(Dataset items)
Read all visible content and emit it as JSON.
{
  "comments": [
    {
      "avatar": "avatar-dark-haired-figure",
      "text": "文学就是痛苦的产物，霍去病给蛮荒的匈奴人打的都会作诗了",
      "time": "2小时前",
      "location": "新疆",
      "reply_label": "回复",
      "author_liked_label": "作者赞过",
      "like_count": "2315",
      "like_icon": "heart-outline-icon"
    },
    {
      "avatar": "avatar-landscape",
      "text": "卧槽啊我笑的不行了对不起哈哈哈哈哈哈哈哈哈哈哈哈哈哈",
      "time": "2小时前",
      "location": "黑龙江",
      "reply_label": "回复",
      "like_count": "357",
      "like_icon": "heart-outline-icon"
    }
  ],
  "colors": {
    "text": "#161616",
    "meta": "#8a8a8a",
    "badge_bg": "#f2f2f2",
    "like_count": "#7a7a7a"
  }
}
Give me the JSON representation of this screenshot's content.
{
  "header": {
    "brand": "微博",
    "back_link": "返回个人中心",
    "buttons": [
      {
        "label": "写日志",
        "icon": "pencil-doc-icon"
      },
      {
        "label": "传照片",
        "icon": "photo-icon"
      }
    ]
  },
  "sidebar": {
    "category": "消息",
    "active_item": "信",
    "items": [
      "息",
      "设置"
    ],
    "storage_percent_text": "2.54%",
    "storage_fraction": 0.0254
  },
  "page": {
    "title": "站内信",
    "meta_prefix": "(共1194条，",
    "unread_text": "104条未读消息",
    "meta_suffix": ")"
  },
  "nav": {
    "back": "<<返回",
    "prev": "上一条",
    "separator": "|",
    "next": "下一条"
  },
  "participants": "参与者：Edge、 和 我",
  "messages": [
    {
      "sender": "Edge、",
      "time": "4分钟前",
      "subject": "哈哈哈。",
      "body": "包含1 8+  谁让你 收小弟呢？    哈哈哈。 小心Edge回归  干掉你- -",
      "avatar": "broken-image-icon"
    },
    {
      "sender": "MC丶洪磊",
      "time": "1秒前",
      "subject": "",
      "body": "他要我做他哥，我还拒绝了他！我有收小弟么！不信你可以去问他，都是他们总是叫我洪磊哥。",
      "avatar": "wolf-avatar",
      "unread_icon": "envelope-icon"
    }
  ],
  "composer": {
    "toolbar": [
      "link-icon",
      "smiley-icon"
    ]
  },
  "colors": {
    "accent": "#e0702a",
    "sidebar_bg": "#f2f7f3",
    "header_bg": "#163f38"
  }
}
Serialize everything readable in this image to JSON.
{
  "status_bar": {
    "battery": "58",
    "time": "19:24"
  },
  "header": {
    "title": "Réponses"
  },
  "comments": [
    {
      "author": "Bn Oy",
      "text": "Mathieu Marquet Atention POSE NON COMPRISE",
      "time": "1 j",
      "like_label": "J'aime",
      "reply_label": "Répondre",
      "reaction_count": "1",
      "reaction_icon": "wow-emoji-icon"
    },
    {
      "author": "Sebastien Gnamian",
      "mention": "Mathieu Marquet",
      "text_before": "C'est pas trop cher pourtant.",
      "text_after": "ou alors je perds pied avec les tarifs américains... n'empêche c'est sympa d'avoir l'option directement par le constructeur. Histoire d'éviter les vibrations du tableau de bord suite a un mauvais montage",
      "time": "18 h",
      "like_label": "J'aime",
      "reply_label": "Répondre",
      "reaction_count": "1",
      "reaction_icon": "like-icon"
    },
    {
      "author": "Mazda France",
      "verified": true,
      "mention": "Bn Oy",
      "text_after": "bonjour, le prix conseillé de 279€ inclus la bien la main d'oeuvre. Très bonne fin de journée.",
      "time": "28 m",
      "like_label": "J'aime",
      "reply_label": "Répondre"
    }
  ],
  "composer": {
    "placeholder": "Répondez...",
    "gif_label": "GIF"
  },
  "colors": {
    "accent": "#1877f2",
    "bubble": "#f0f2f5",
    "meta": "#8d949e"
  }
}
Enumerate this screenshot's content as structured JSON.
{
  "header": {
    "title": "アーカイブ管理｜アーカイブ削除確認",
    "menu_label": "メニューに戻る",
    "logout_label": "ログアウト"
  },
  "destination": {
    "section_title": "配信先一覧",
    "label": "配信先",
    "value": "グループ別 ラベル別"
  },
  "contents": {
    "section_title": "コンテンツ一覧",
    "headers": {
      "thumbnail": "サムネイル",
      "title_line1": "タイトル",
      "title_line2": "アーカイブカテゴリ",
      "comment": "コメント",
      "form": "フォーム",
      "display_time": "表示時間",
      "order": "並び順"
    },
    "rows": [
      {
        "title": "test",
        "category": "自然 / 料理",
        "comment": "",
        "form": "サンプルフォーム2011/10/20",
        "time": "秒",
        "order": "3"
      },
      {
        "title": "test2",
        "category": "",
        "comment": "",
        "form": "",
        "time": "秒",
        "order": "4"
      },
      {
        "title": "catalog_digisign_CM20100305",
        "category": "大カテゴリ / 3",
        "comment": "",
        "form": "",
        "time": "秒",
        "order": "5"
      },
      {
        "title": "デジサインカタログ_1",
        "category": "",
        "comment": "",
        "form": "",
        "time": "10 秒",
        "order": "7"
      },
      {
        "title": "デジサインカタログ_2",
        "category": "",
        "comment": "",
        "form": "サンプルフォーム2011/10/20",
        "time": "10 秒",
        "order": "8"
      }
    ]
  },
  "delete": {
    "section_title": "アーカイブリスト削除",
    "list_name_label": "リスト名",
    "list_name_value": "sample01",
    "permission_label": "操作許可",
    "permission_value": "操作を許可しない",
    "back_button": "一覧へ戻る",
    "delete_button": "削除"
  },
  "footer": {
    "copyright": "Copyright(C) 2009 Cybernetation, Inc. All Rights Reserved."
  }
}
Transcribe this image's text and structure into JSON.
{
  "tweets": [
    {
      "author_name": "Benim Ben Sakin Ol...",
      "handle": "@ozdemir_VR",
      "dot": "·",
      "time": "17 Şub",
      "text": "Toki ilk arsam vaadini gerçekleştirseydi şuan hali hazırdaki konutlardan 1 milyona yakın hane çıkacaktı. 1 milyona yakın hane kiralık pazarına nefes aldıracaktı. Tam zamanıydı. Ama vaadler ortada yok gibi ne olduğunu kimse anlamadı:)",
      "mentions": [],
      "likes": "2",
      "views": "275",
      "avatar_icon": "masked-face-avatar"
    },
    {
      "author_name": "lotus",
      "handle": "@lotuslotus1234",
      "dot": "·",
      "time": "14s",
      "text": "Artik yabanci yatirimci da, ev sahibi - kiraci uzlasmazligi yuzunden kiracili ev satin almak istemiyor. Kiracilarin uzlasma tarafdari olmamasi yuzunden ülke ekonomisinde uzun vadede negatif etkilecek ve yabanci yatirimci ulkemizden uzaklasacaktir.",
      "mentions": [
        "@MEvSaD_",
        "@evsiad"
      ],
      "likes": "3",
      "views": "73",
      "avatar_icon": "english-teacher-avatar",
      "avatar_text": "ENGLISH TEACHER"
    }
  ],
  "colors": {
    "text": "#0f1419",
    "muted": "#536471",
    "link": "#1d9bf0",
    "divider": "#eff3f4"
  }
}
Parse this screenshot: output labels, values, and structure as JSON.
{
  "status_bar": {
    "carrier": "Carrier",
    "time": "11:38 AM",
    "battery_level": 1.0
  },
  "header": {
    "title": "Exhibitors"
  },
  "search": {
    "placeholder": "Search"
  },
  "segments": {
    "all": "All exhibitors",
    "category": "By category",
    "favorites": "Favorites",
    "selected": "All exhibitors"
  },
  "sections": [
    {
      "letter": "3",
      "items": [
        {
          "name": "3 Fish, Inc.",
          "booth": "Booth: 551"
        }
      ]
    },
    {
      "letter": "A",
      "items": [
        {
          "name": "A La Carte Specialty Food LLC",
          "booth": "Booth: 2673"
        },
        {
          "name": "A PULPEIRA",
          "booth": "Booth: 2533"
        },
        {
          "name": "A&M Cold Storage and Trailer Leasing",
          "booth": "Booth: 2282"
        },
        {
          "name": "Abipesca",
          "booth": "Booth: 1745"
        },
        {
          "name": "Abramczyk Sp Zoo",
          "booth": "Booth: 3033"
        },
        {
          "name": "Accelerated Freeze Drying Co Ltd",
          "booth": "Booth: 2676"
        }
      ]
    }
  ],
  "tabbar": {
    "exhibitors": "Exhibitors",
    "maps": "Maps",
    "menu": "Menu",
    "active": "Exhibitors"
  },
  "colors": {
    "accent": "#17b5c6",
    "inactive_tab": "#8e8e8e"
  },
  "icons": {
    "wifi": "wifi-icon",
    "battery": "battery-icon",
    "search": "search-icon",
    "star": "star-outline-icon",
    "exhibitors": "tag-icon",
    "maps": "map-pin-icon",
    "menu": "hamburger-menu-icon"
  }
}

## Challenge:
How many of these lines contain "Marquet"? Write only the number.

## Correct response:
2